Task to carry out
Search the material below for the string "Product" and extract each line that has it.

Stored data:
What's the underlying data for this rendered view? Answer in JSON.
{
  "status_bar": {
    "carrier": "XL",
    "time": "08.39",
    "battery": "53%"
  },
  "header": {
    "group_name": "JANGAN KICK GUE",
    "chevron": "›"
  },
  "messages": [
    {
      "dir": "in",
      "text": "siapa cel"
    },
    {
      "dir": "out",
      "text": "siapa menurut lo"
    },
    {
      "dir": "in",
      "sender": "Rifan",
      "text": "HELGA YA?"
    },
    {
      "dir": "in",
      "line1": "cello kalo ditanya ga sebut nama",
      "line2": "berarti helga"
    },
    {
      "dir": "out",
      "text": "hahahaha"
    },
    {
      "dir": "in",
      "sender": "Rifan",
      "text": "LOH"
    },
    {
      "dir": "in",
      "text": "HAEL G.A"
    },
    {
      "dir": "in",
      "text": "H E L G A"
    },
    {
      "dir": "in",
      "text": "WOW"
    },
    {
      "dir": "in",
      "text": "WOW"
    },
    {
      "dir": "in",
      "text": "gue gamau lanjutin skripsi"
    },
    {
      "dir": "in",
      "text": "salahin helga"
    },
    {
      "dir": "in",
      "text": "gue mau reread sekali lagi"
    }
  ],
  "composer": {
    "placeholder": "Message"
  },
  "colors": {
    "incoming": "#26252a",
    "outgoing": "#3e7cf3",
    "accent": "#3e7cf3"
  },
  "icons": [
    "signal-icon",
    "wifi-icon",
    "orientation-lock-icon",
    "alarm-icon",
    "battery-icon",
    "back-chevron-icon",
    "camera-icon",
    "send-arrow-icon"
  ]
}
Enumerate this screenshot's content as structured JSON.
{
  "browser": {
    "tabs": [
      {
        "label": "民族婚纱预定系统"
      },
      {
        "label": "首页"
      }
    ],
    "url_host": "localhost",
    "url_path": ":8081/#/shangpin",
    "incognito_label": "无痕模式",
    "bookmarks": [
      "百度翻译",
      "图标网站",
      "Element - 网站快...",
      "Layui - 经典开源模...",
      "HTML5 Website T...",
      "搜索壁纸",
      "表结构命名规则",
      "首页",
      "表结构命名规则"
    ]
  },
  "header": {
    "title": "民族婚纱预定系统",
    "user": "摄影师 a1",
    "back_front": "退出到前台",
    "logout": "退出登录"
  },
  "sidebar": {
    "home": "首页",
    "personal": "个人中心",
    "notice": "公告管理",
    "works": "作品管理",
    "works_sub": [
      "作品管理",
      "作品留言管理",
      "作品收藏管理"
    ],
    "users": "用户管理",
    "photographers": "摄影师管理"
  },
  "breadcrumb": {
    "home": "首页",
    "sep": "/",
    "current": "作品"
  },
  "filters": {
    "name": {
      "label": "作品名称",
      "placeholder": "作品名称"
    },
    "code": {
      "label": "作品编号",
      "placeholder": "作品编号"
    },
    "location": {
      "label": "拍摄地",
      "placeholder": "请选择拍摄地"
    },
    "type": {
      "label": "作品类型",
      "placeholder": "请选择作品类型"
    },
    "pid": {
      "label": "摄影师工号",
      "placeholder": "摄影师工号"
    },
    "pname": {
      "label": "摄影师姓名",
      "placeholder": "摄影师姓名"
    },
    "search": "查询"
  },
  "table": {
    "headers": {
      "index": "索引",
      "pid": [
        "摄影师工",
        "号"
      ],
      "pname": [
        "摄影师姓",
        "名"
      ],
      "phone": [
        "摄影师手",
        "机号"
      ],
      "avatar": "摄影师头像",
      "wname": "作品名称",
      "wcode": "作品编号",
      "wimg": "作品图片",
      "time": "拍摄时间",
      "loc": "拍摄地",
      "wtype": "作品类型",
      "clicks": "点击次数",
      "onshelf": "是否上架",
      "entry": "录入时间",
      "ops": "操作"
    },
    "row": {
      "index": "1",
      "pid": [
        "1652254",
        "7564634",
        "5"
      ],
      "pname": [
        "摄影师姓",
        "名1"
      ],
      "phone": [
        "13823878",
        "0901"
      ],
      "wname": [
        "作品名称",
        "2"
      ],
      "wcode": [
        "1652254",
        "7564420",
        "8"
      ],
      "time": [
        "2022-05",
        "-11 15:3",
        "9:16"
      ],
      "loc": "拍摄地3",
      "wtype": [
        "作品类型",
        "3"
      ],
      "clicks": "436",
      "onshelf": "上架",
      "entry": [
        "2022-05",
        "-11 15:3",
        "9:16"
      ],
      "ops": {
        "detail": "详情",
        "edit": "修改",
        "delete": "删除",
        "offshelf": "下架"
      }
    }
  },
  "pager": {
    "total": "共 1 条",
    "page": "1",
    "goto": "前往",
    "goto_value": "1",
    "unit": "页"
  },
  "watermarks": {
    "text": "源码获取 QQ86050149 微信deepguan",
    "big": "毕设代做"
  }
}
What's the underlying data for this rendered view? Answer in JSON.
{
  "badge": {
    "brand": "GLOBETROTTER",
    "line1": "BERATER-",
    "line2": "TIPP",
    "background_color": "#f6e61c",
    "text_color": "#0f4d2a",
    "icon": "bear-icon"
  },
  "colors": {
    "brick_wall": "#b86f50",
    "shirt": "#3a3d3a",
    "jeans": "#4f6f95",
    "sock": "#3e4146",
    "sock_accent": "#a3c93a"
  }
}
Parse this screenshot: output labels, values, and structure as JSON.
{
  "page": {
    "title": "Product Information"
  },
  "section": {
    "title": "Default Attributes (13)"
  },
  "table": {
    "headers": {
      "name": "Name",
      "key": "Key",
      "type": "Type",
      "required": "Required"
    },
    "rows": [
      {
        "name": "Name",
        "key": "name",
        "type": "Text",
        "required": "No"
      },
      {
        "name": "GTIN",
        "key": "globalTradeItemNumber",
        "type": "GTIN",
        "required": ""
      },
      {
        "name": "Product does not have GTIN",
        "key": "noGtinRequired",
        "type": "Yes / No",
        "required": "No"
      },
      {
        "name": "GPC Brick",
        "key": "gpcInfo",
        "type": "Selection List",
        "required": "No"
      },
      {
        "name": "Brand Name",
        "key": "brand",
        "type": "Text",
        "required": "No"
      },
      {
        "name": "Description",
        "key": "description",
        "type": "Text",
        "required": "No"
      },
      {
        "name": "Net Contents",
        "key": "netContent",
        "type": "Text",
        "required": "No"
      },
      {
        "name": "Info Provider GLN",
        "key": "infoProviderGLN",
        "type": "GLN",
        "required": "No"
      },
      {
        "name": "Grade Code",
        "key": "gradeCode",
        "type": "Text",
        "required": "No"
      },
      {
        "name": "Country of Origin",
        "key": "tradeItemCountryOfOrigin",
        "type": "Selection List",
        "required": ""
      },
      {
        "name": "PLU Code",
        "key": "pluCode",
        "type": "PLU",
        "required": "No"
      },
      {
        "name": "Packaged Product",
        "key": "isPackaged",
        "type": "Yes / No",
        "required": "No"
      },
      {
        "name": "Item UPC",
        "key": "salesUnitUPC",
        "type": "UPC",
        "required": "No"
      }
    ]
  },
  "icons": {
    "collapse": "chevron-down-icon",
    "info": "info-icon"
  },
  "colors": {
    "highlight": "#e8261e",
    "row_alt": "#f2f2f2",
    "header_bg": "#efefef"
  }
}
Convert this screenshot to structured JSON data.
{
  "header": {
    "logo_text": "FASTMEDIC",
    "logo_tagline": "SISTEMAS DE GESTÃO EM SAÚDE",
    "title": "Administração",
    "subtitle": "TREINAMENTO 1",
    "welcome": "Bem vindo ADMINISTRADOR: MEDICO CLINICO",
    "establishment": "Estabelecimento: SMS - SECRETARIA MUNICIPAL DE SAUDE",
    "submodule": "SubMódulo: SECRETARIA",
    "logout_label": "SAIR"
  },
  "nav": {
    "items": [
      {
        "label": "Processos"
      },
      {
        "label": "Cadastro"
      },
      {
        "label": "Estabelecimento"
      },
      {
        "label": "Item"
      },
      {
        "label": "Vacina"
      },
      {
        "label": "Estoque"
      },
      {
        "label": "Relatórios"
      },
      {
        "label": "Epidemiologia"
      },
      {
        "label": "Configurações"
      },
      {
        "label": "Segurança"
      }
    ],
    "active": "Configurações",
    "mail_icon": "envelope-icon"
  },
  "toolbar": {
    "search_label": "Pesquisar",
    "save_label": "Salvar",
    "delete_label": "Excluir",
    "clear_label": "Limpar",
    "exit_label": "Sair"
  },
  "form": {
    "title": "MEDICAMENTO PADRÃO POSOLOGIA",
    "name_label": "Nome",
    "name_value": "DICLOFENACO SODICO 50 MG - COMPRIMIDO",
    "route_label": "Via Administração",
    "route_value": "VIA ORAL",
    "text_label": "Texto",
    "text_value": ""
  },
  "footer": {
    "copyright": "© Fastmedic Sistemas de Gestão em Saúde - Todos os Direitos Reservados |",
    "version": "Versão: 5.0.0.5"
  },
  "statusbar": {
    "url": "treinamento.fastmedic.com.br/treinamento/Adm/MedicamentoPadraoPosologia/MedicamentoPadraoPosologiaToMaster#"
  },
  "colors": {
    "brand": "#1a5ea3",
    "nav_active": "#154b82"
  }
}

Exercise output
    "title": "Product Information"
        "name": "Product does not have GTIN",
        "name": "Packaged Product",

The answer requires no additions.